What to work on >>
Transcribe each entry below exactly. Pictures do not go in the copy.

Provided material >>
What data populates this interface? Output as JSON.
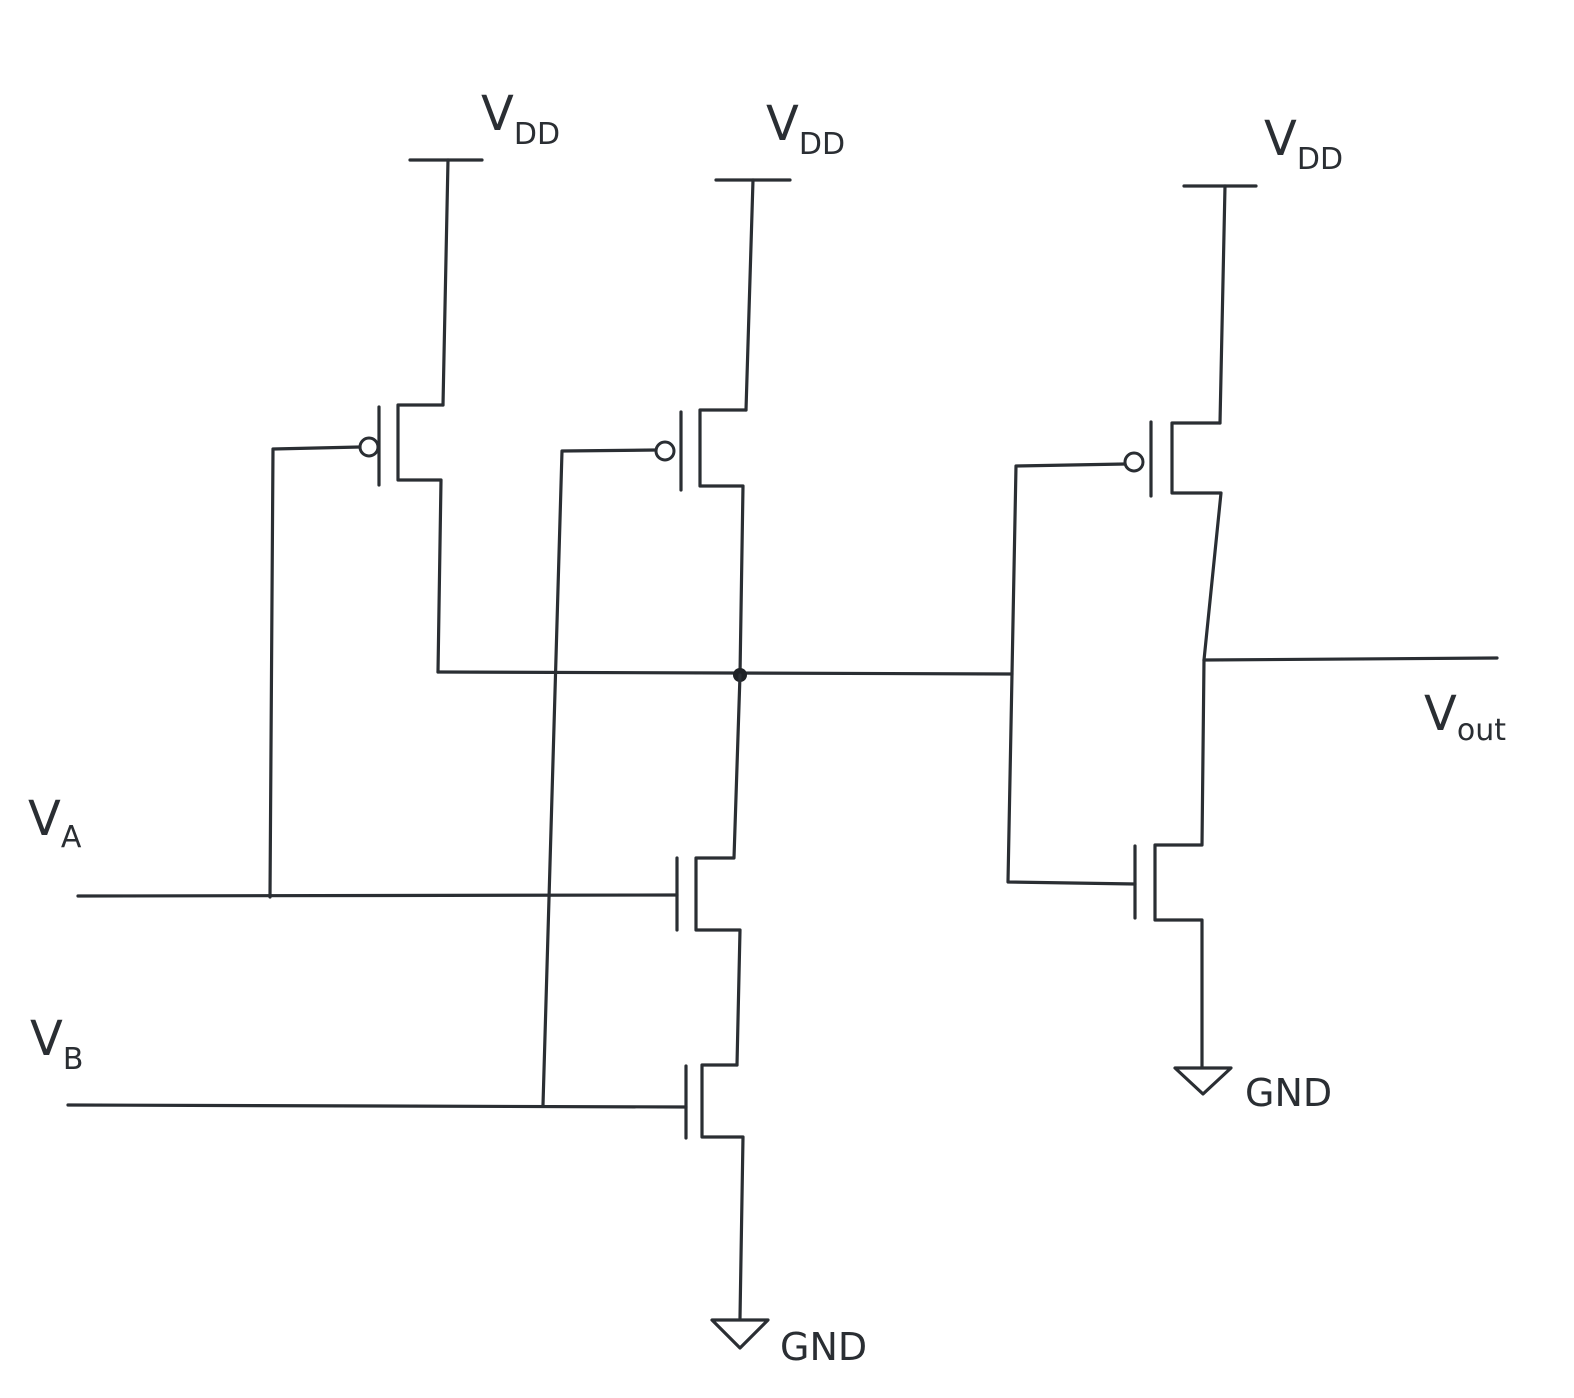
{
  "supplies": {
    "vdd_1": {
      "main": "V",
      "sub": "DD"
    },
    "vdd_2": {
      "main": "V",
      "sub": "DD"
    },
    "vdd_3": {
      "main": "V",
      "sub": "DD"
    }
  },
  "grounds": {
    "gnd_1": "GND",
    "gnd_2": "GND"
  },
  "inputs": {
    "a": {
      "main": "V",
      "sub": "A"
    },
    "b": {
      "main": "V",
      "sub": "B"
    }
  },
  "output": {
    "main": "V",
    "sub": "out"
  },
  "colors": {
    "ink": "#2a2e33",
    "paper": "#ffffff"
  }
}
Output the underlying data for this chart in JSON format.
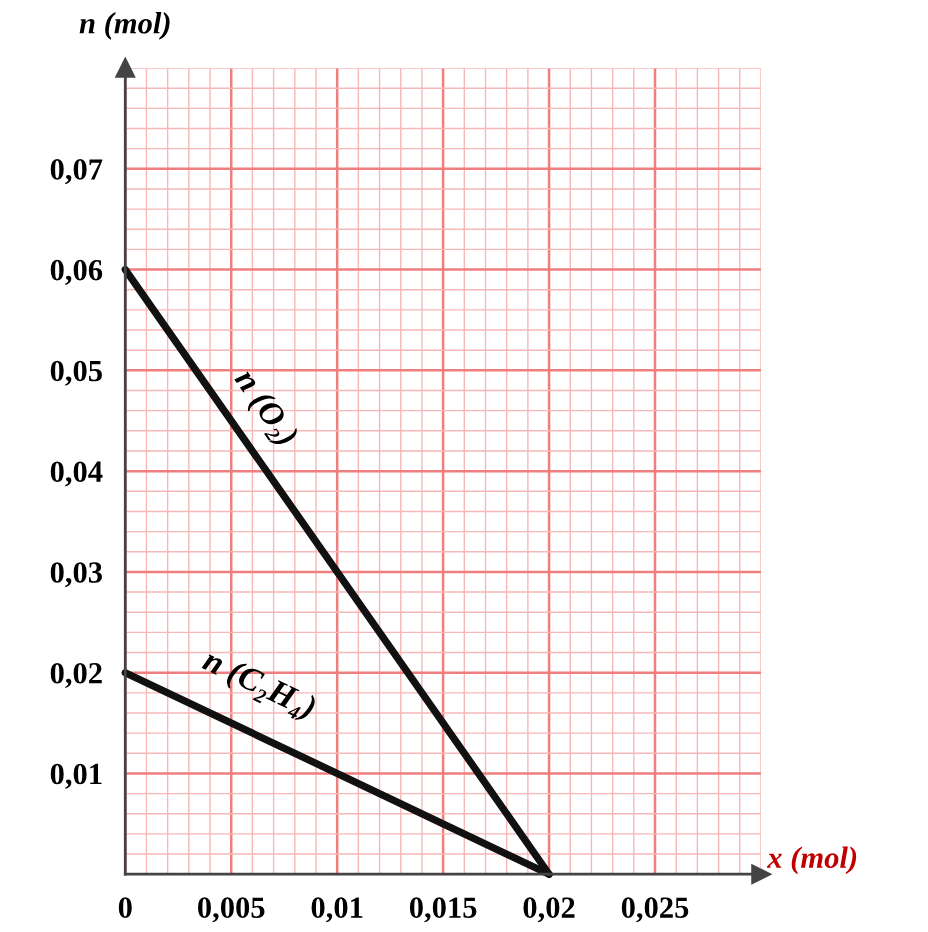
{
  "chart_data": {
    "type": "line",
    "xlabel": "x (mol)",
    "ylabel": "n (mol)",
    "x": [
      0,
      0.02
    ],
    "series": [
      {
        "name": "n (O₂)",
        "color": "#111111",
        "values": [
          0.06,
          0
        ]
      },
      {
        "name": "n (C₂H₄)",
        "color": "#111111",
        "values": [
          0.02,
          0
        ]
      }
    ],
    "xlim": [
      0,
      0.03
    ],
    "ylim": [
      0,
      0.08
    ],
    "xticks": [
      {
        "value": 0,
        "label": "0"
      },
      {
        "value": 0.001,
        "label": null
      },
      {
        "value": 0.002,
        "label": null
      },
      {
        "value": 0.003,
        "label": null
      },
      {
        "value": 0.004,
        "label": null
      },
      {
        "value": 0.005,
        "label": "0,005"
      },
      {
        "value": 0.006,
        "label": null
      },
      {
        "value": 0.007,
        "label": null
      },
      {
        "value": 0.008,
        "label": null
      },
      {
        "value": 0.009,
        "label": null
      },
      {
        "value": 0.01,
        "label": "0,01"
      },
      {
        "value": 0.011,
        "label": null
      },
      {
        "value": 0.012,
        "label": null
      },
      {
        "value": 0.013,
        "label": null
      },
      {
        "value": 0.014,
        "label": null
      },
      {
        "value": 0.015,
        "label": "0,015"
      },
      {
        "value": 0.016,
        "label": null
      },
      {
        "value": 0.017,
        "label": null
      },
      {
        "value": 0.018,
        "label": null
      },
      {
        "value": 0.019,
        "label": null
      },
      {
        "value": 0.02,
        "label": "0,02"
      },
      {
        "value": 0.021,
        "label": null
      },
      {
        "value": 0.022,
        "label": null
      },
      {
        "value": 0.023,
        "label": null
      },
      {
        "value": 0.024,
        "label": null
      },
      {
        "value": 0.025,
        "label": "0,025"
      },
      {
        "value": 0.026,
        "label": null
      },
      {
        "value": 0.027,
        "label": null
      },
      {
        "value": 0.028,
        "label": null
      },
      {
        "value": 0.029,
        "label": null
      },
      {
        "value": 0.03,
        "label": null
      }
    ],
    "yticks": [
      {
        "value": 0.002,
        "label": null
      },
      {
        "value": 0.004,
        "label": null
      },
      {
        "value": 0.006,
        "label": null
      },
      {
        "value": 0.008,
        "label": null
      },
      {
        "value": 0.01,
        "label": "0,01"
      },
      {
        "value": 0.012,
        "label": null
      },
      {
        "value": 0.014,
        "label": null
      },
      {
        "value": 0.016,
        "label": null
      },
      {
        "value": 0.018,
        "label": null
      },
      {
        "value": 0.02,
        "label": "0,02"
      },
      {
        "value": 0.022,
        "label": null
      },
      {
        "value": 0.024,
        "label": null
      },
      {
        "value": 0.026,
        "label": null
      },
      {
        "value": 0.028,
        "label": null
      },
      {
        "value": 0.03,
        "label": "0,03"
      },
      {
        "value": 0.032,
        "label": null
      },
      {
        "value": 0.034,
        "label": null
      },
      {
        "value": 0.036,
        "label": null
      },
      {
        "value": 0.038,
        "label": null
      },
      {
        "value": 0.04,
        "label": "0,04"
      },
      {
        "value": 0.042,
        "label": null
      },
      {
        "value": 0.044,
        "label": null
      },
      {
        "value": 0.046,
        "label": null
      },
      {
        "value": 0.048,
        "label": null
      },
      {
        "value": 0.05,
        "label": "0,05"
      },
      {
        "value": 0.052,
        "label": null
      },
      {
        "value": 0.054,
        "label": null
      },
      {
        "value": 0.056,
        "label": null
      },
      {
        "value": 0.058,
        "label": null
      },
      {
        "value": 0.06,
        "label": "0,06"
      },
      {
        "value": 0.062,
        "label": null
      },
      {
        "value": 0.064,
        "label": null
      },
      {
        "value": 0.066,
        "label": null
      },
      {
        "value": 0.068,
        "label": null
      },
      {
        "value": 0.07,
        "label": "0,07"
      },
      {
        "value": 0.072,
        "label": null
      },
      {
        "value": 0.074,
        "label": null
      },
      {
        "value": 0.076,
        "label": null
      },
      {
        "value": 0.078,
        "label": null
      },
      {
        "value": 0.08,
        "label": null
      }
    ],
    "grid": true,
    "legend": false,
    "marker": "none",
    "line_style": "solid"
  }
}
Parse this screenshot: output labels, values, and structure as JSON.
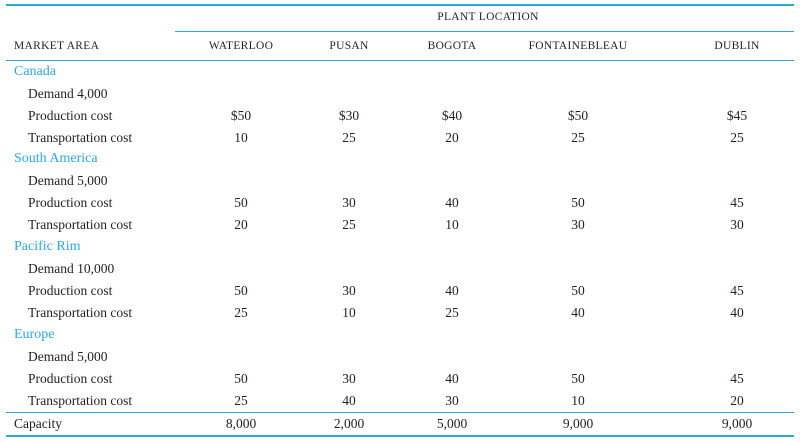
{
  "plant_location_label": "PLANT LOCATION",
  "market_area_label": "MARKET AREA",
  "plants": [
    "WATERLOO",
    "PUSAN",
    "BOGOTA",
    "FONTAINEBLEAU",
    "DUBLIN"
  ],
  "areas": [
    {
      "name": "Canada",
      "demand": "Demand 4,000",
      "rows": [
        {
          "label": "Production cost",
          "values": [
            "$50",
            "$30",
            "$40",
            "$50",
            "$45"
          ]
        },
        {
          "label": "Transportation cost",
          "values": [
            "10",
            "25",
            "20",
            "25",
            "25"
          ]
        }
      ]
    },
    {
      "name": "South America",
      "demand": "Demand 5,000",
      "rows": [
        {
          "label": "Production cost",
          "values": [
            "50",
            "30",
            "40",
            "50",
            "45"
          ]
        },
        {
          "label": "Transportation cost",
          "values": [
            "20",
            "25",
            "10",
            "30",
            "30"
          ]
        }
      ]
    },
    {
      "name": "Pacific Rim",
      "demand": "Demand 10,000",
      "rows": [
        {
          "label": "Production cost",
          "values": [
            "50",
            "30",
            "40",
            "50",
            "45"
          ]
        },
        {
          "label": "Transportation cost",
          "values": [
            "25",
            "10",
            "25",
            "40",
            "40"
          ]
        }
      ]
    },
    {
      "name": "Europe",
      "demand": "Demand 5,000",
      "rows": [
        {
          "label": "Production cost",
          "values": [
            "50",
            "30",
            "40",
            "50",
            "45"
          ]
        },
        {
          "label": "Transportation cost",
          "values": [
            "25",
            "40",
            "30",
            "10",
            "20"
          ]
        }
      ]
    }
  ],
  "capacity": {
    "label": "Capacity",
    "values": [
      "8,000",
      "2,000",
      "5,000",
      "9,000",
      "9,000"
    ]
  }
}
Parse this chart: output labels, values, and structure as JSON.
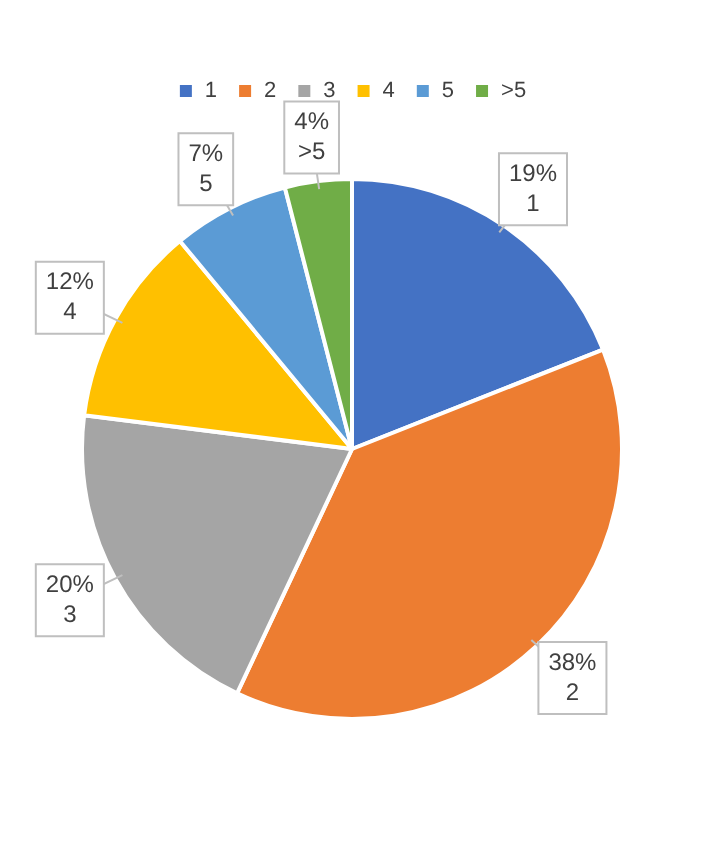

Result for this task >>
What data populates this interface? Output as JSON.
{
  "supplies": {
    "vdd_1": {
      "main": "V",
      "sub": "DD"
    },
    "vdd_2": {
      "main": "V",
      "sub": "DD"
    },
    "vdd_3": {
      "main": "V",
      "sub": "DD"
    }
  },
  "grounds": {
    "gnd_1": "GND",
    "gnd_2": "GND"
  },
  "inputs": {
    "a": {
      "main": "V",
      "sub": "A"
    },
    "b": {
      "main": "V",
      "sub": "B"
    }
  },
  "output": {
    "main": "V",
    "sub": "out"
  },
  "colors": {
    "ink": "#2a2e33",
    "paper": "#ffffff"
  }
}
Output the underlying data for this chart in JSON format.
{
  "chart_data": {
    "type": "line",
    "xlabel": "x (mol)",
    "ylabel": "n (mol)",
    "x": [
      0,
      0.02
    ],
    "series": [
      {
        "name": "n (O₂)",
        "color": "#111111",
        "values": [
          0.06,
          0
        ]
      },
      {
        "name": "n (C₂H₄)",
        "color": "#111111",
        "values": [
          0.02,
          0
        ]
      }
    ],
    "xlim": [
      0,
      0.03
    ],
    "ylim": [
      0,
      0.08
    ],
    "xticks": [
      {
        "value": 0,
        "label": "0"
      },
      {
        "value": 0.001,
        "label": null
      },
      {
        "value": 0.002,
        "label": null
      },
      {
        "value": 0.003,
        "label": null
      },
      {
        "value": 0.004,
        "label": null
      },
      {
        "value": 0.005,
        "label": "0,005"
      },
      {
        "value": 0.006,
        "label": null
      },
      {
        "value": 0.007,
        "label": null
      },
      {
        "value": 0.008,
        "label": null
      },
      {
        "value": 0.009,
        "label": null
      },
      {
        "value": 0.01,
        "label": "0,01"
      },
      {
        "value": 0.011,
        "label": null
      },
      {
        "value": 0.012,
        "label": null
      },
      {
        "value": 0.013,
        "label": null
      },
      {
        "value": 0.014,
        "label": null
      },
      {
        "value": 0.015,
        "label": "0,015"
      },
      {
        "value": 0.016,
        "label": null
      },
      {
        "value": 0.017,
        "label": null
      },
      {
        "value": 0.018,
        "label": null
      },
      {
        "value": 0.019,
        "label": null
      },
      {
        "value": 0.02,
        "label": "0,02"
      },
      {
        "value": 0.021,
        "label": null
      },
      {
        "value": 0.022,
        "label": null
      },
      {
        "value": 0.023,
        "label": null
      },
      {
        "value": 0.024,
        "label": null
      },
      {
        "value": 0.025,
        "label": "0,025"
      },
      {
        "value": 0.026,
        "label": null
      },
      {
        "value": 0.027,
        "label": null
      },
      {
        "value": 0.028,
        "label": null
      },
      {
        "value": 0.029,
        "label": null
      },
      {
        "value": 0.03,
        "label": null
      }
    ],
    "yticks": [
      {
        "value": 0.002,
        "label": null
      },
      {
        "value": 0.004,
        "label": null
      },
      {
        "value": 0.006,
        "label": null
      },
      {
        "value": 0.008,
        "label": null
      },
      {
        "value": 0.01,
        "label": "0,01"
      },
      {
        "value": 0.012,
        "label": null
      },
      {
        "value": 0.014,
        "label": null
      },
      {
        "value": 0.016,
        "label": null
      },
      {
        "value": 0.018,
        "label": null
      },
      {
        "value": 0.02,
        "label": "0,02"
      },
      {
        "value": 0.022,
        "label": null
      },
      {
        "value": 0.024,
        "label": null
      },
      {
        "value": 0.026,
        "label": null
      },
      {
        "value": 0.028,
        "label": null
      },
      {
        "value": 0.03,
        "label": "0,03"
      },
      {
        "value": 0.032,
        "label": null
      },
      {
        "value": 0.034,
        "label": null
      },
      {
        "value": 0.036,
        "label": null
      },
      {
        "value": 0.038,
        "label": null
      },
      {
        "value": 0.04,
        "label": "0,04"
      },
      {
        "value": 0.042,
        "label": null
      },
      {
        "value": 0.044,
        "label": null
      },
      {
        "value": 0.046,
        "label": null
      },
      {
        "value": 0.048,
        "label": null
      },
      {
        "value": 0.05,
        "label": "0,05"
      },
      {
        "value": 0.052,
        "label": null
      },
      {
        "value": 0.054,
        "label": null
      },
      {
        "value": 0.056,
        "label": null
      },
      {
        "value": 0.058,
        "label": null
      },
      {
        "value": 0.06,
        "label": "0,06"
      },
      {
        "value": 0.062,
        "label": null
      },
      {
        "value": 0.064,
        "label": null
      },
      {
        "value": 0.066,
        "label": null
      },
      {
        "value": 0.068,
        "label": null
      },
      {
        "value": 0.07,
        "label": "0,07"
      },
      {
        "value": 0.072,
        "label": null
      },
      {
        "value": 0.074,
        "label": null
      },
      {
        "value": 0.076,
        "label": null
      },
      {
        "value": 0.078,
        "label": null
      },
      {
        "value": 0.08,
        "label": null
      }
    ],
    "grid": true,
    "legend": false,
    "marker": "none",
    "line_style": "solid"
  }
}
Parse this screenshot: output labels, values, and structure as JSON.
{
  "plant_location_label": "PLANT LOCATION",
  "market_area_label": "MARKET AREA",
  "plants": [
    "WATERLOO",
    "PUSAN",
    "BOGOTA",
    "FONTAINEBLEAU",
    "DUBLIN"
  ],
  "areas": [
    {
      "name": "Canada",
      "demand": "Demand 4,000",
      "rows": [
        {
          "label": "Production cost",
          "values": [
            "$50",
            "$30",
            "$40",
            "$50",
            "$45"
          ]
        },
        {
          "label": "Transportation cost",
          "values": [
            "10",
            "25",
            "20",
            "25",
            "25"
          ]
        }
      ]
    },
    {
      "name": "South America",
      "demand": "Demand 5,000",
      "rows": [
        {
          "label": "Production cost",
          "values": [
            "50",
            "30",
            "40",
            "50",
            "45"
          ]
        },
        {
          "label": "Transportation cost",
          "values": [
            "20",
            "25",
            "10",
            "30",
            "30"
          ]
        }
      ]
    },
    {
      "name": "Pacific Rim",
      "demand": "Demand 10,000",
      "rows": [
        {
          "label": "Production cost",
          "values": [
            "50",
            "30",
            "40",
            "50",
            "45"
          ]
        },
        {
          "label": "Transportation cost",
          "values": [
            "25",
            "10",
            "25",
            "40",
            "40"
          ]
        }
      ]
    },
    {
      "name": "Europe",
      "demand": "Demand 5,000",
      "rows": [
        {
          "label": "Production cost",
          "values": [
            "50",
            "30",
            "40",
            "50",
            "45"
          ]
        },
        {
          "label": "Transportation cost",
          "values": [
            "25",
            "40",
            "30",
            "10",
            "20"
          ]
        }
      ]
    }
  ],
  "capacity": {
    "label": "Capacity",
    "values": [
      "8,000",
      "2,000",
      "5,000",
      "9,000",
      "9,000"
    ]
  }
}
Parse this chart: output labels, values, and structure as JSON.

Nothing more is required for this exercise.